下にある地理学研究についての文章から、「木:現地で活動を実践している」から「のであるとは限らないんです。」までを、両端の語句も含めて一字一句変えずに書き写してください。

課題文
----
木:人それぞれですが、地図を作る会社や測量会社、インフラを作る会社など、専攻に直結する仕事に就く人もいます。また、鉄道が趣味の人が多いので、それに関連する仕事や、街の開発に関する知識などを活かせるデベロッパー、地域とのコネクションが活かせる地方の新聞社や、自治体職員などもいます。
窪:研究職に進む方はどれくらいいらっしゃいますか。
木:あまり多くないですね。ただ今回集まったメンバーは皆、わりと研究職志向です。
金:研究内容がすぐに実利に直結するとは限りませんが、地方創生が注目を集めつつあるなかで、研究成果が役立つこともあるのではないかと思っています。そう考えると、とても意義がある学問なのではないでしょうか。
木:現地で活動を実践している方たちとしっかり関係を作っていくことも、私たちの研究にとっては大事なことです。論文という結果だけではなく、私が研究を行ったということ自体が、その地域にとって何か良い影響をもたらせたらと思っています。
柴:地理学には、地域における医療・福祉に関する課題を解決するという観点もあります。ですから、地理学研究者ももっと医療・福祉分野についての知見を得たら、より役に立つ研究につなげられるのではないかと感じています。
地域住民との信頼を築くコミュニケーション
金:しかし一方で、研究者として地域住民と関わる際、決して自分たちの考えを押し付けてはいけないとも感じます。その地域なりの論理や流儀があるので、いくら外の人間が「こうするべきだ」と感じても、それが地域の方々にとって必ずしも良いものであるとは限らないんです。
----
[ページ領域分割データ]

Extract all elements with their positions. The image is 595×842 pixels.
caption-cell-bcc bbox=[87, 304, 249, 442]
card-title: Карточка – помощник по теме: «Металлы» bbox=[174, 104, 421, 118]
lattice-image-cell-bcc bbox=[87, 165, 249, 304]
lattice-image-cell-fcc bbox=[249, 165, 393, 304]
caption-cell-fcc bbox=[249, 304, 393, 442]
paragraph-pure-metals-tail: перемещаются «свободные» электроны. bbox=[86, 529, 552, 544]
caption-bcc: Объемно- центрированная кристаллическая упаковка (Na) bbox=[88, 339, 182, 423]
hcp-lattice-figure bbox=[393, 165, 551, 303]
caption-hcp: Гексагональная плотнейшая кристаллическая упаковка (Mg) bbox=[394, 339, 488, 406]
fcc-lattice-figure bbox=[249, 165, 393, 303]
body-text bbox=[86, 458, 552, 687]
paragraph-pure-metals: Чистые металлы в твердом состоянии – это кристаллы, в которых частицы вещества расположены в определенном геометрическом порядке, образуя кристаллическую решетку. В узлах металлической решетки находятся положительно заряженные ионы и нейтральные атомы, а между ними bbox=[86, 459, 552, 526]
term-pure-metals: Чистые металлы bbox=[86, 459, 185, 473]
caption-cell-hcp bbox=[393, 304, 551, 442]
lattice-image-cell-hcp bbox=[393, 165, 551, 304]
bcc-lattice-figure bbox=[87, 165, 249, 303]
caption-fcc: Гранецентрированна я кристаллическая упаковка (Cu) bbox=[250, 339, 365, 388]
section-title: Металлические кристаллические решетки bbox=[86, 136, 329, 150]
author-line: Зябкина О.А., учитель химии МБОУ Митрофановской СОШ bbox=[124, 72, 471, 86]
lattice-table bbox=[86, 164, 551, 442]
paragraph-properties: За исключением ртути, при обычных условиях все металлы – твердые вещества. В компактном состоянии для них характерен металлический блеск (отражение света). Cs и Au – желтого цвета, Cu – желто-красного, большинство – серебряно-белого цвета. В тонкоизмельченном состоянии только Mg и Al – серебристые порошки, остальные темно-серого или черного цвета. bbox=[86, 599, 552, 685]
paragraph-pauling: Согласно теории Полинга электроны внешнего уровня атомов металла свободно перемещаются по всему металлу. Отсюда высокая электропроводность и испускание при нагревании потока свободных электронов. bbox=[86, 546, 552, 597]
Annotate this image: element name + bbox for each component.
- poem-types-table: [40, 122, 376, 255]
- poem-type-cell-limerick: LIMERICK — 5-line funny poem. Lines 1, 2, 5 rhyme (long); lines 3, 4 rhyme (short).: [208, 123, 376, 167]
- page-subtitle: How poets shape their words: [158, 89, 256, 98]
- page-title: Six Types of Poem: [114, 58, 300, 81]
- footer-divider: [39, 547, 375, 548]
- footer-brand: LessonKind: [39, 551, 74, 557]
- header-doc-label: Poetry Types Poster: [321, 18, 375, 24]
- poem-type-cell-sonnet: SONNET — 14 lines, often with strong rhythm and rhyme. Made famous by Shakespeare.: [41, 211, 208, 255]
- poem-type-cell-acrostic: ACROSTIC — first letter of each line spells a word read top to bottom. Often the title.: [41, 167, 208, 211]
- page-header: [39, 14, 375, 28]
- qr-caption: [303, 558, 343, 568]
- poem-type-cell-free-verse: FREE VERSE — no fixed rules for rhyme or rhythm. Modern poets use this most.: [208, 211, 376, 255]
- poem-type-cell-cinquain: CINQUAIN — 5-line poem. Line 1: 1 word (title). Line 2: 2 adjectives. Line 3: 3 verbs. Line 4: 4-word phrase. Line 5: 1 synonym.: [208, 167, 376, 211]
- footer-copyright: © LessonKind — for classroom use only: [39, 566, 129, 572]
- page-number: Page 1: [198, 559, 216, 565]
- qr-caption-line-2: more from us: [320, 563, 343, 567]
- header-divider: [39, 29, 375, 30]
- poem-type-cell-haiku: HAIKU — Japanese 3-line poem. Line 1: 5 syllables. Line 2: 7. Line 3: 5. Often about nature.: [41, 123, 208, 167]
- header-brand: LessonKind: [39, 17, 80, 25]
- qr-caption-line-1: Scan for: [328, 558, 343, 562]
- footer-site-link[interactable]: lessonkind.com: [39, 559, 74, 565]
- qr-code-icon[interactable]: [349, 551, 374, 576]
----
解答結果
木:現地で活動を実践している方たちとしっかり関係を作っていくことも、私たちの研究にとっては大事なことです。論文という結果だけではなく、私が研究を行ったということ自体が、その地域にとって何か良い影響をもたらせたらと思っています。
柴:地理学には、地域における医療・福祉に関する課題を解決するという観点もあります。ですから、地理学研究者ももっと医療・福祉分野についての知見を得たら、より役に立つ研究につなげられるのではないかと感じています。
地域住民との信頼を築くコミュニケーション
金:しかし一方で、研究者として地域住民と関わる際、決して自分たちの考えを押し付けてはいけないとも感じます。その地域なりの論理や流儀があるので、いくら外の人間が「こうするべきだ」と感じても、それが地域の方々にとって必ずしも良いものであるとは限らないんです。